**WHAT IS EXPECTED**: Repeat each line word for word.

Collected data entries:
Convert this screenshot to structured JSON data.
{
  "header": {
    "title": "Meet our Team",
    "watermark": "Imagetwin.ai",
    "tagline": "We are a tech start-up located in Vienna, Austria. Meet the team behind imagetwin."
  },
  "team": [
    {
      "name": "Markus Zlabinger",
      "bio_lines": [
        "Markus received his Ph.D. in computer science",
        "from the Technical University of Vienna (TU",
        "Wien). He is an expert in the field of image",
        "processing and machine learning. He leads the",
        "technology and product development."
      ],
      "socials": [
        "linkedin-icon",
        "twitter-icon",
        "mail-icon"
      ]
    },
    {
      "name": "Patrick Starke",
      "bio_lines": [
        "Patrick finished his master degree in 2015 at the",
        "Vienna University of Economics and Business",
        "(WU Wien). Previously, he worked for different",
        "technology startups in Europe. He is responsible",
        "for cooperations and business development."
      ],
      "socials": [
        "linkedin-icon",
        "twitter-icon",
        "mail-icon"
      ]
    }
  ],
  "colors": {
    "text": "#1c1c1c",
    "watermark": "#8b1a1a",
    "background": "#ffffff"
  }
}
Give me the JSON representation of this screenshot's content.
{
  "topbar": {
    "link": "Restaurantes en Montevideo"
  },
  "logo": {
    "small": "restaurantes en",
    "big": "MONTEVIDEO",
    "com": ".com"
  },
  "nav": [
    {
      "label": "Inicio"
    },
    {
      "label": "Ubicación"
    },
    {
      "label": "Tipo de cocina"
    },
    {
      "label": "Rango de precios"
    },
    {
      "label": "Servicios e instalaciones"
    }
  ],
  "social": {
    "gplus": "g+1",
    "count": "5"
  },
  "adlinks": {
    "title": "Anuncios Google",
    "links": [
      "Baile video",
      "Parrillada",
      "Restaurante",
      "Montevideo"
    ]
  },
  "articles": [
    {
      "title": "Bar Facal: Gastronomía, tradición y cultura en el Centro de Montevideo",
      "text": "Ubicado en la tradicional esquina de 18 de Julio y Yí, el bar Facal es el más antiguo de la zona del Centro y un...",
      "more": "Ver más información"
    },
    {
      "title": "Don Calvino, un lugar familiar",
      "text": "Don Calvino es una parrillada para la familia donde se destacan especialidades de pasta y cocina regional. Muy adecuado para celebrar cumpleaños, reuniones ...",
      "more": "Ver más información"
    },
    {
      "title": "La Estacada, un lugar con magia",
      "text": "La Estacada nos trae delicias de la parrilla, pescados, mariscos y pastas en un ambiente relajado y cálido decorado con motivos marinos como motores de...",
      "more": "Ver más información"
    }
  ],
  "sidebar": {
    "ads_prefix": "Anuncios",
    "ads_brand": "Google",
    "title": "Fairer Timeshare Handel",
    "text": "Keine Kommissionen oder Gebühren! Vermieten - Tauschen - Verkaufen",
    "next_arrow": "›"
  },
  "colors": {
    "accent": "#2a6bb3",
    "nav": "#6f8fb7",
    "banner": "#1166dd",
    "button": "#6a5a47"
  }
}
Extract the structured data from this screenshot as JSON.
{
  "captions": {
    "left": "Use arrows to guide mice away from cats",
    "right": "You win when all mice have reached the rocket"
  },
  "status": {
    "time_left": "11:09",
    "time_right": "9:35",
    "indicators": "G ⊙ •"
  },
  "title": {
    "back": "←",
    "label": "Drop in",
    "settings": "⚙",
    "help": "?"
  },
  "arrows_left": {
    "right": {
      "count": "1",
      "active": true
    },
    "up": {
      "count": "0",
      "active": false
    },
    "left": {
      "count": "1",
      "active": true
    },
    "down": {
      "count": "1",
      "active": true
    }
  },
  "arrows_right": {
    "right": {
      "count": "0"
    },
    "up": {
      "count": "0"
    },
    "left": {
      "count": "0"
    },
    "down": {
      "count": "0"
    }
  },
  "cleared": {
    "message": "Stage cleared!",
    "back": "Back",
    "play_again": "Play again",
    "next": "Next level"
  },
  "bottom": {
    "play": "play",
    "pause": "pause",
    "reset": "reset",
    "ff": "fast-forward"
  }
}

**WRITTEN ANSWER**:
Convert this screenshot to structured JSON data.
{
  "header": {
    "title": "Meet our Team",
    "watermark": "Imagetwin.ai",
    "tagline": "We are a tech start-up located in Vienna, Austria. Meet the team behind imagetwin."
  },
  "team": [
    {
      "name": "Markus Zlabinger",
      "bio_lines": [
        "Markus received his Ph.D. in computer science",
        "from the Technical University of Vienna (TU",
        "Wien). He is an expert in the field of image",
        "processing and machine learning. He leads the",
        "technology and product development."
      ],
      "socials": [
        "linkedin-icon",
        "twitter-icon",
        "mail-icon"
      ]
    },
    {
      "name": "Patrick Starke",
      "bio_lines": [
        "Patrick finished his master degree in 2015 at the",
        "Vienna University of Economics and Business",
        "(WU Wien). Previously, he worked for different",
        "technology startups in Europe. He is responsible",
        "for cooperations and business development."
      ],
      "socials": [
        "linkedin-icon",
        "twitter-icon",
        "mail-icon"
      ]
    }
  ],
  "colors": {
    "text": "#1c1c1c",
    "watermark": "#8b1a1a",
    "background": "#ffffff"
  }
}
Give me the JSON representation of this screenshot's content.
{
  "topbar": {
    "link": "Restaurantes en Montevideo"
  },
  "logo": {
    "small": "restaurantes en",
    "big": "MONTEVIDEO",
    "com": ".com"
  },
  "nav": [
    {
      "label": "Inicio"
    },
    {
      "label": "Ubicación"
    },
    {
      "label": "Tipo de cocina"
    },
    {
      "label": "Rango de precios"
    },
    {
      "label": "Servicios e instalaciones"
    }
  ],
  "social": {
    "gplus": "g+1",
    "count": "5"
  },
  "adlinks": {
    "title": "Anuncios Google",
    "links": [
      "Baile video",
      "Parrillada",
      "Restaurante",
      "Montevideo"
    ]
  },
  "articles": [
    {
      "title": "Bar Facal: Gastronomía, tradición y cultura en el Centro de Montevideo",
      "text": "Ubicado en la tradicional esquina de 18 de Julio y Yí, el bar Facal es el más antiguo de la zona del Centro y un...",
      "more": "Ver más información"
    },
    {
      "title": "Don Calvino, un lugar familiar",
      "text": "Don Calvino es una parrillada para la familia donde se destacan especialidades de pasta y cocina regional. Muy adecuado para celebrar cumpleaños, reuniones ...",
      "more": "Ver más información"
    },
    {
      "title": "La Estacada, un lugar con magia",
      "text": "La Estacada nos trae delicias de la parrilla, pescados, mariscos y pastas en un ambiente relajado y cálido decorado con motivos marinos como motores de...",
      "more": "Ver más información"
    }
  ],
  "sidebar": {
    "ads_prefix": "Anuncios",
    "ads_brand": "Google",
    "title": "Fairer Timeshare Handel",
    "text": "Keine Kommissionen oder Gebühren! Vermieten - Tauschen - Verkaufen",
    "next_arrow": "›"
  },
  "colors": {
    "accent": "#2a6bb3",
    "nav": "#6f8fb7",
    "banner": "#1166dd",
    "button": "#6a5a47"
  }
}
Extract the structured data from this screenshot as JSON.
{
  "captions": {
    "left": "Use arrows to guide mice away from cats",
    "right": "You win when all mice have reached the rocket"
  },
  "status": {
    "time_left": "11:09",
    "time_right": "9:35",
    "indicators": "G ⊙ •"
  },
  "title": {
    "back": "←",
    "label": "Drop in",
    "settings": "⚙",
    "help": "?"
  },
  "arrows_left": {
    "right": {
      "count": "1",
      "active": true
    },
    "up": {
      "count": "0",
      "active": false
    },
    "left": {
      "count": "1",
      "active": true
    },
    "down": {
      "count": "1",
      "active": true
    }
  },
  "arrows_right": {
    "right": {
      "count": "0"
    },
    "up": {
      "count": "0"
    },
    "left": {
      "count": "0"
    },
    "down": {
      "count": "0"
    }
  },
  "cleared": {
    "message": "Stage cleared!",
    "back": "Back",
    "play_again": "Play again",
    "next": "Next level"
  },
  "bottom": {
    "play": "play",
    "pause": "pause",
    "reset": "reset",
    "ff": "fast-forward"
  }
}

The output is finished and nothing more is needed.